Instructions to follow:
Output every line exactly as written. Leave out pictures.

Information provided:
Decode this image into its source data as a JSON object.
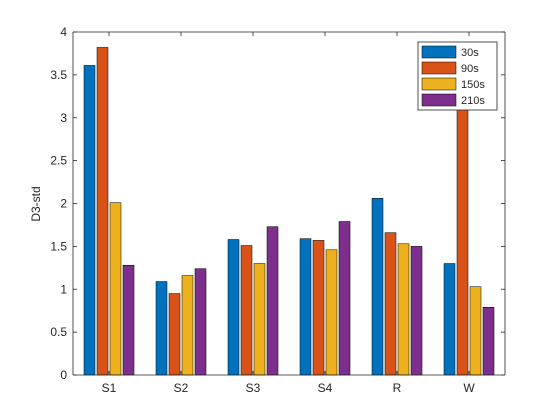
{
  "chart_data": {
    "type": "bar",
    "categories": [
      "S1",
      "S2",
      "S3",
      "S4",
      "R",
      "W"
    ],
    "series": [
      {
        "name": "30s",
        "color": "#0072BD",
        "values": [
          3.61,
          1.09,
          1.58,
          1.59,
          2.06,
          1.3
        ]
      },
      {
        "name": "90s",
        "color": "#D95319",
        "values": [
          3.82,
          0.95,
          1.51,
          1.57,
          1.66,
          3.3
        ]
      },
      {
        "name": "150s",
        "color": "#EDB120",
        "values": [
          2.01,
          1.16,
          1.3,
          1.46,
          1.53,
          1.03
        ]
      },
      {
        "name": "210s",
        "color": "#7E2F8E",
        "values": [
          1.28,
          1.24,
          1.73,
          1.79,
          1.5,
          0.79
        ]
      }
    ],
    "ylabel": "D3-std",
    "xlabel": "",
    "ylim": [
      0,
      4
    ],
    "yticks": [
      0,
      0.5,
      1,
      1.5,
      2,
      2.5,
      3,
      3.5,
      4
    ],
    "ytick_labels": [
      "0",
      "0.5",
      "1",
      "1.5",
      "2",
      "2.5",
      "3",
      "3.5",
      "4"
    ],
    "grid": false,
    "legend_position": "top-right"
  }
}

Result of the exercise:
Decode this image into its source data as a JSON object.
{
  "chart_data": {
    "type": "bar",
    "categories": [
      "S1",
      "S2",
      "S3",
      "S4",
      "R",
      "W"
    ],
    "series": [
      {
        "name": "30s",
        "color": "#0072BD",
        "values": [
          3.61,
          1.09,
          1.58,
          1.59,
          2.06,
          1.3
        ]
      },
      {
        "name": "90s",
        "color": "#D95319",
        "values": [
          3.82,
          0.95,
          1.51,
          1.57,
          1.66,
          3.3
        ]
      },
      {
        "name": "150s",
        "color": "#EDB120",
        "values": [
          2.01,
          1.16,
          1.3,
          1.46,
          1.53,
          1.03
        ]
      },
      {
        "name": "210s",
        "color": "#7E2F8E",
        "values": [
          1.28,
          1.24,
          1.73,
          1.79,
          1.5,
          0.79
        ]
      }
    ],
    "ylabel": "D3-std",
    "xlabel": "",
    "ylim": [
      0,
      4
    ],
    "yticks": [
      0,
      0.5,
      1,
      1.5,
      2,
      2.5,
      3,
      3.5,
      4
    ],
    "ytick_labels": [
      "0",
      "0.5",
      "1",
      "1.5",
      "2",
      "2.5",
      "3",
      "3.5",
      "4"
    ],
    "grid": false,
    "legend_position": "top-right"
  }
}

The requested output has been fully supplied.